• [The data]:
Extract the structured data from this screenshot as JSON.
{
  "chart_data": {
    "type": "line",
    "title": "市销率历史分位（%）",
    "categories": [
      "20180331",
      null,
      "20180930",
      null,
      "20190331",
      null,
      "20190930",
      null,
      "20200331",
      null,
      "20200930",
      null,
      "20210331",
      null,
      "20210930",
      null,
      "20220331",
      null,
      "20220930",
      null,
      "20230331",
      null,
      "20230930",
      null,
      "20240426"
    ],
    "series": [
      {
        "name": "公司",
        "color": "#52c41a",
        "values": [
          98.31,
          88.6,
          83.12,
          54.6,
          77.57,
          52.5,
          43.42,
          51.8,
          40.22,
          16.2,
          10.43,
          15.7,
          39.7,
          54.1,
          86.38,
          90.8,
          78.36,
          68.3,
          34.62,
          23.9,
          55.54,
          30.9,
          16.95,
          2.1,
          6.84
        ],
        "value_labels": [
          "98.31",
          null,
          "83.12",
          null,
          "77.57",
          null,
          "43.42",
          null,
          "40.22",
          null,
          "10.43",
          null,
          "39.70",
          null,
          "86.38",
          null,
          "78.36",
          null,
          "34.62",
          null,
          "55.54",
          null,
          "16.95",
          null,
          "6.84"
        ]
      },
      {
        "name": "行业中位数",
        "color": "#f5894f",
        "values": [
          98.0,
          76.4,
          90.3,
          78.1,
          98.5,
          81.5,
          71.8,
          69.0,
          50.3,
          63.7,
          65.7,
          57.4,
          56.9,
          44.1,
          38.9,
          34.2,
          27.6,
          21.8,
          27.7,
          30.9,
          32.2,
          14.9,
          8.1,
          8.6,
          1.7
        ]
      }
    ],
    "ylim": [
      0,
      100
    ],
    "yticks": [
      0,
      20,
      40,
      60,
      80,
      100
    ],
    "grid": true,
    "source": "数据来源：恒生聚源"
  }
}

--

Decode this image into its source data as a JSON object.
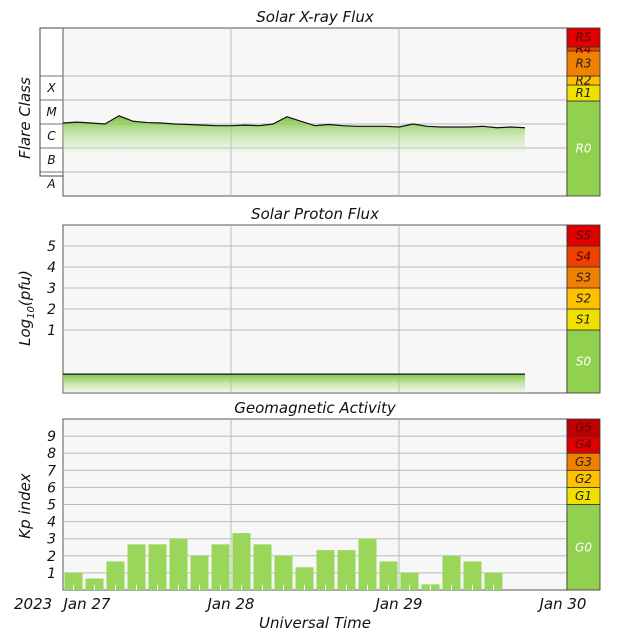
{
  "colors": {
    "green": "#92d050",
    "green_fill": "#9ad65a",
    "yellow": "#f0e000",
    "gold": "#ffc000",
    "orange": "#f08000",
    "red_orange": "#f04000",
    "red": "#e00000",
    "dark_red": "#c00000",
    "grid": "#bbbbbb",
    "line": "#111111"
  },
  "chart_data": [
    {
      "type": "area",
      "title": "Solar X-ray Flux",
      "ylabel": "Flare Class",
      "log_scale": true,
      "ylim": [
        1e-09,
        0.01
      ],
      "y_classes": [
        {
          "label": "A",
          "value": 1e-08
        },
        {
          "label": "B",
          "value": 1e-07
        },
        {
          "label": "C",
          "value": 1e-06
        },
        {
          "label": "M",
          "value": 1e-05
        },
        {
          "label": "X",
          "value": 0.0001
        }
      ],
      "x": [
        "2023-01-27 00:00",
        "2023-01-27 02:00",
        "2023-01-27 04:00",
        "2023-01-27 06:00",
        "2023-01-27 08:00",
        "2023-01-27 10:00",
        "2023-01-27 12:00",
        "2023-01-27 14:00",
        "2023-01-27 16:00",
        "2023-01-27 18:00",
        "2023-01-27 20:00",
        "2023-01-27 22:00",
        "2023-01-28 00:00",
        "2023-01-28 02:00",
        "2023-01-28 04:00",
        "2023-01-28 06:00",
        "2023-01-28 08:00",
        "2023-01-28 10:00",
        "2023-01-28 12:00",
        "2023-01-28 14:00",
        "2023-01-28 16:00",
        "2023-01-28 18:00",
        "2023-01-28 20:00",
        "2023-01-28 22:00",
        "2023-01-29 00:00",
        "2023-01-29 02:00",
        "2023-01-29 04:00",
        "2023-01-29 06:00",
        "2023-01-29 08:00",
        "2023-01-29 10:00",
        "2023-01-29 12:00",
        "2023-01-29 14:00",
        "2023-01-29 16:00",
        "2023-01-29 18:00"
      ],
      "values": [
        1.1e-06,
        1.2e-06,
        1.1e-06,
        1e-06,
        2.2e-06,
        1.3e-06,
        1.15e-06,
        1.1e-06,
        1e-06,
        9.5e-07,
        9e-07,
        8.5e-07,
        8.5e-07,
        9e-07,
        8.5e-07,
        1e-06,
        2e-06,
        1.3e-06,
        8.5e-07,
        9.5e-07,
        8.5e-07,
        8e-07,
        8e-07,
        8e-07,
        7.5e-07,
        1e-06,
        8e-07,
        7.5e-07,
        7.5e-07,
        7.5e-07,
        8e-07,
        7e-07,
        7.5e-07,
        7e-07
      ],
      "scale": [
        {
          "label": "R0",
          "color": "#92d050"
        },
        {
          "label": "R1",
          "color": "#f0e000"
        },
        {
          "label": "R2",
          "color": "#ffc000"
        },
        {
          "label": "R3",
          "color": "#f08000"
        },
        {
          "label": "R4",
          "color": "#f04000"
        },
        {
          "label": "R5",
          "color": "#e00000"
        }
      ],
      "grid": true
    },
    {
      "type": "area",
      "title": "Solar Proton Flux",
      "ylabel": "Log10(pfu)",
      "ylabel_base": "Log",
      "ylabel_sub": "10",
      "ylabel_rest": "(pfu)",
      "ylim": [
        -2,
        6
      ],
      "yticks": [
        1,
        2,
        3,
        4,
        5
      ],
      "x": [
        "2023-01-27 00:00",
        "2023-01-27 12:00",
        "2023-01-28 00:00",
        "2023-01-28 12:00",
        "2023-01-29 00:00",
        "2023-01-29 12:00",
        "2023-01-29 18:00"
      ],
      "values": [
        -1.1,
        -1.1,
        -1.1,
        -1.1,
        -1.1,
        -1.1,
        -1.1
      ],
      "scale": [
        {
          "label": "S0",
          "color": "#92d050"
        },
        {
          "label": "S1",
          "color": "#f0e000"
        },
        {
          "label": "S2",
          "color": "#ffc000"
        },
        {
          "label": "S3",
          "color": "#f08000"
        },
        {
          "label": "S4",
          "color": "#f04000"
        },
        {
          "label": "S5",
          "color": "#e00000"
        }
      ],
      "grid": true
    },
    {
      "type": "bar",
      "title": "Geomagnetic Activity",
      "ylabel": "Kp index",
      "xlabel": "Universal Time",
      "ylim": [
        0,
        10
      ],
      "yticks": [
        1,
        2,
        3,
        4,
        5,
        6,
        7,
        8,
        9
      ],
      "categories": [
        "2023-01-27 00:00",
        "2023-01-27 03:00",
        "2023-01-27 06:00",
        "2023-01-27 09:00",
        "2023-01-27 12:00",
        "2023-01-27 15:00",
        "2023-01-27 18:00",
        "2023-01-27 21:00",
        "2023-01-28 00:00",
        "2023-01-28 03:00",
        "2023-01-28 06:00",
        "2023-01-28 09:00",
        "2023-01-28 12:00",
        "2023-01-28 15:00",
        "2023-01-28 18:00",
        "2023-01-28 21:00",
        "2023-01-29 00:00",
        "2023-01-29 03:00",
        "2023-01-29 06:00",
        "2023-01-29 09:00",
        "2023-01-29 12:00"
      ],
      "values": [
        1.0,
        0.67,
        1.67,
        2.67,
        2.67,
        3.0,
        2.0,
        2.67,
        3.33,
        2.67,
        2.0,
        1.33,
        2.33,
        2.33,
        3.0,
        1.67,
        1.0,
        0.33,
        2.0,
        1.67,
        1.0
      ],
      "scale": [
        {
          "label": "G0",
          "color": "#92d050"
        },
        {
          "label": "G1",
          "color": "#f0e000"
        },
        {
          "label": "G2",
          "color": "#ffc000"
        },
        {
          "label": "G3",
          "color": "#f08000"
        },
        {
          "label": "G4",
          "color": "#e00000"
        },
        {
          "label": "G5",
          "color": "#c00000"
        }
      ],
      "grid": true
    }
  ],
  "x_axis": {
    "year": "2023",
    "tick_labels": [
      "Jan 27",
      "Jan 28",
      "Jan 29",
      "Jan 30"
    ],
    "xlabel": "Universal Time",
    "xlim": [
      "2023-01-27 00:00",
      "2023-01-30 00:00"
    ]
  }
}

• [Exercise aim]: Which lines contain the word "type"? Copy each one.

• [Final result]:
    "type": "line",
      "type": "area",
      "type": "area",
      "type": "bar",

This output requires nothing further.